EXERCISE TASK. Omit the pictures and return every entry exactly as written.

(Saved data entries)
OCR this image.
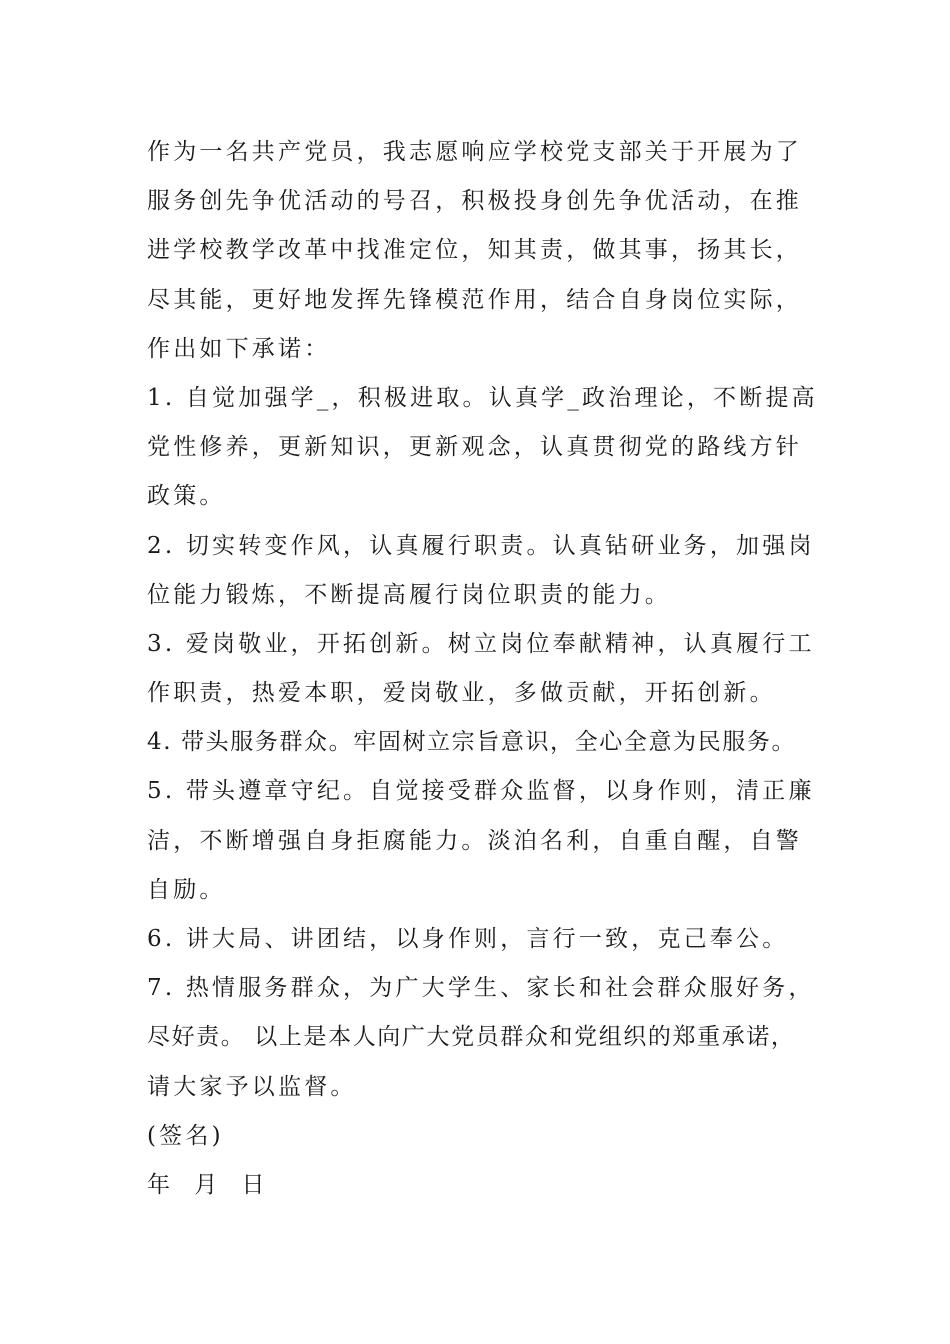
作为一名共产党员，我志愿响应学校党支部关于开展为了
服务创先争优活动的号召，积极投身创先争优活动，在推
进学校教学改革中找准定位，知其责，做其事，扬其长，
尽其能，更好地发挥先锋模范作用，结合自身岗位实际，
作出如下承诺：
1. 自觉加强学_，积极进取。认真学_政治理论，不断提高
党性修养，更新知识，更新观念，认真贯彻党的路线方针
政策。
2. 切实转变作风，认真履行职责。认真钻研业务，加强岗
位能力锻炼，不断提高履行岗位职责的能力。
3. 爱岗敬业，开拓创新。树立岗位奉献精神，认真履行工
作职责，热爱本职，爱岗敬业，多做贡献，开拓创新。
4. 带头服务群众。牢固树立宗旨意识，全心全意为民服务。
5. 带头遵章守纪。自觉接受群众监督，以身作则，清正廉
洁，不断增强自身拒腐能力。淡泊名利，自重自醒，自警
自励。
6. 讲大局、讲团结，以身作则，言行一致，克己奉公。
7. 热情服务群众，为广大学生、家长和社会群众服好务，
尽好责。 以上是本人向广大党员群众和党组织的郑重承诺，
请大家予以监督。
(签名)
年  月  日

SOLVED PROBLEM.
OCR this image.
作为一名共产党员，我志愿响应学校党支部关于开展为了
服务创先争优活动的号召，积极投身创先争优活动，在推
进学校教学改革中找准定位，知其责，做其事，扬其长，
尽其能，更好地发挥先锋模范作用，结合自身岗位实际，
作出如下承诺：
1. 自觉加强学_，积极进取。认真学_政治理论，不断提高
党性修养，更新知识，更新观念，认真贯彻党的路线方针
政策。
2. 切实转变作风，认真履行职责。认真钻研业务，加强岗
位能力锻炼，不断提高履行岗位职责的能力。
3. 爱岗敬业，开拓创新。树立岗位奉献精神，认真履行工
作职责，热爱本职，爱岗敬业，多做贡献，开拓创新。
4. 带头服务群众。牢固树立宗旨意识，全心全意为民服务。
5. 带头遵章守纪。自觉接受群众监督，以身作则，清正廉
洁，不断增强自身拒腐能力。淡泊名利，自重自醒，自警
自励。
6. 讲大局、讲团结，以身作则，言行一致，克己奉公。
7. 热情服务群众，为广大学生、家长和社会群众服好务，
尽好责。 以上是本人向广大党员群众和党组织的郑重承诺，
请大家予以监督。
(签名)
年  月  日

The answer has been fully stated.